## [Dataset content]
* Begin *

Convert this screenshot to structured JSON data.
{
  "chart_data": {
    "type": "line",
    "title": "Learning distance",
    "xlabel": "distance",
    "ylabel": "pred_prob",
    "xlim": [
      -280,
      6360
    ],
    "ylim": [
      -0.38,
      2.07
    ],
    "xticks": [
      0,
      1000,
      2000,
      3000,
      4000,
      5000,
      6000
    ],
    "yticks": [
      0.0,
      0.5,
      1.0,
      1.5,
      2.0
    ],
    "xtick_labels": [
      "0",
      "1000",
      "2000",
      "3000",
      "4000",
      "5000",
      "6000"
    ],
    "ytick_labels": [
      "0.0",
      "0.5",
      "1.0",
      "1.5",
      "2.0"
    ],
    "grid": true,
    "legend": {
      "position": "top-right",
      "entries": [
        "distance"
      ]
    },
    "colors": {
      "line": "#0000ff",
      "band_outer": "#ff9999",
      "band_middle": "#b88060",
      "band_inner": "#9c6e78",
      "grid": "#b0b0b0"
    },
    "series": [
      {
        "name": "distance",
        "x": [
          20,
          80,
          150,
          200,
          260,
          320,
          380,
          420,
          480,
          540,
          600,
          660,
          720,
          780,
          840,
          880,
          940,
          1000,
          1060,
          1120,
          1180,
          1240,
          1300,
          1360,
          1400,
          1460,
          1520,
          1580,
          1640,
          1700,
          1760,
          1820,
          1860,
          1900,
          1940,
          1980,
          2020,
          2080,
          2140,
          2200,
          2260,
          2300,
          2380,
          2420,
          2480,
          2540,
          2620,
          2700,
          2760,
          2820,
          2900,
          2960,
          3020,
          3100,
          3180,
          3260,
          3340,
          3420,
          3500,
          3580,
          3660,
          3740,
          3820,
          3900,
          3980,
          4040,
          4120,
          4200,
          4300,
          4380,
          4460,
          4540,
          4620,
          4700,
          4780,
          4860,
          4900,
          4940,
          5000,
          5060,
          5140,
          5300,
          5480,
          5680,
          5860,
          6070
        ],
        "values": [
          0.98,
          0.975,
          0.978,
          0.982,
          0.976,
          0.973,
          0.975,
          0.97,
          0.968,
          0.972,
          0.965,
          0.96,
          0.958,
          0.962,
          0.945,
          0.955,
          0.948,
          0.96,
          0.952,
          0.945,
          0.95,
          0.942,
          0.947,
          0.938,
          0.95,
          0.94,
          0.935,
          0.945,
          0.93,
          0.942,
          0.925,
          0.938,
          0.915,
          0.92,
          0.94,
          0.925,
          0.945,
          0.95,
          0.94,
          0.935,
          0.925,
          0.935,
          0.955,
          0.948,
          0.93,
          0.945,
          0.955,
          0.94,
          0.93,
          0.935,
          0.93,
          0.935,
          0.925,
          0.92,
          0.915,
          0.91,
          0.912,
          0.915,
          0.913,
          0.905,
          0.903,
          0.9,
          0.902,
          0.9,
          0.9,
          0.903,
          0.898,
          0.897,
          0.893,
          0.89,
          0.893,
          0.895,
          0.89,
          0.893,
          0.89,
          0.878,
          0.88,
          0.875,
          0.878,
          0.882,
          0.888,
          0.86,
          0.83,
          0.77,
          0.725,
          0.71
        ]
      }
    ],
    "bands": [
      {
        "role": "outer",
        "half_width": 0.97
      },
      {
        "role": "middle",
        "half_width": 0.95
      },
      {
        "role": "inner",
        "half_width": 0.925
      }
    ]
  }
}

* End *

## [Problem to work on]
Each line of the listing above should be output exactly.

## [Output for this task]
Convert this screenshot to structured JSON data.
{
  "chart_data": {
    "type": "line",
    "title": "Learning distance",
    "xlabel": "distance",
    "ylabel": "pred_prob",
    "xlim": [
      -280,
      6360
    ],
    "ylim": [
      -0.38,
      2.07
    ],
    "xticks": [
      0,
      1000,
      2000,
      3000,
      4000,
      5000,
      6000
    ],
    "yticks": [
      0.0,
      0.5,
      1.0,
      1.5,
      2.0
    ],
    "xtick_labels": [
      "0",
      "1000",
      "2000",
      "3000",
      "4000",
      "5000",
      "6000"
    ],
    "ytick_labels": [
      "0.0",
      "0.5",
      "1.0",
      "1.5",
      "2.0"
    ],
    "grid": true,
    "legend": {
      "position": "top-right",
      "entries": [
        "distance"
      ]
    },
    "colors": {
      "line": "#0000ff",
      "band_outer": "#ff9999",
      "band_middle": "#b88060",
      "band_inner": "#9c6e78",
      "grid": "#b0b0b0"
    },
    "series": [
      {
        "name": "distance",
        "x": [
          20,
          80,
          150,
          200,
          260,
          320,
          380,
          420,
          480,
          540,
          600,
          660,
          720,
          780,
          840,
          880,
          940,
          1000,
          1060,
          1120,
          1180,
          1240,
          1300,
          1360,
          1400,
          1460,
          1520,
          1580,
          1640,
          1700,
          1760,
          1820,
          1860,
          1900,
          1940,
          1980,
          2020,
          2080,
          2140,
          2200,
          2260,
          2300,
          2380,
          2420,
          2480,
          2540,
          2620,
          2700,
          2760,
          2820,
          2900,
          2960,
          3020,
          3100,
          3180,
          3260,
          3340,
          3420,
          3500,
          3580,
          3660,
          3740,
          3820,
          3900,
          3980,
          4040,
          4120,
          4200,
          4300,
          4380,
          4460,
          4540,
          4620,
          4700,
          4780,
          4860,
          4900,
          4940,
          5000,
          5060,
          5140,
          5300,
          5480,
          5680,
          5860,
          6070
        ],
        "values": [
          0.98,
          0.975,
          0.978,
          0.982,
          0.976,
          0.973,
          0.975,
          0.97,
          0.968,
          0.972,
          0.965,
          0.96,
          0.958,
          0.962,
          0.945,
          0.955,
          0.948,
          0.96,
          0.952,
          0.945,
          0.95,
          0.942,
          0.947,
          0.938,
          0.95,
          0.94,
          0.935,
          0.945,
          0.93,
          0.942,
          0.925,
          0.938,
          0.915,
          0.92,
          0.94,
          0.925,
          0.945,
          0.95,
          0.94,
          0.935,
          0.925,
          0.935,
          0.955,
          0.948,
          0.93,
          0.945,
          0.955,
          0.94,
          0.93,
          0.935,
          0.93,
          0.935,
          0.925,
          0.92,
          0.915,
          0.91,
          0.912,
          0.915,
          0.913,
          0.905,
          0.903,
          0.9,
          0.902,
          0.9,
          0.9,
          0.903,
          0.898,
          0.897,
          0.893,
          0.89,
          0.893,
          0.895,
          0.89,
          0.893,
          0.89,
          0.878,
          0.88,
          0.875,
          0.878,
          0.882,
          0.888,
          0.86,
          0.83,
          0.77,
          0.725,
          0.71
        ]
      }
    ],
    "bands": [
      {
        "role": "outer",
        "half_width": 0.97
      },
      {
        "role": "middle",
        "half_width": 0.95
      },
      {
        "role": "inner",
        "half_width": 0.925
      }
    ]
  }
}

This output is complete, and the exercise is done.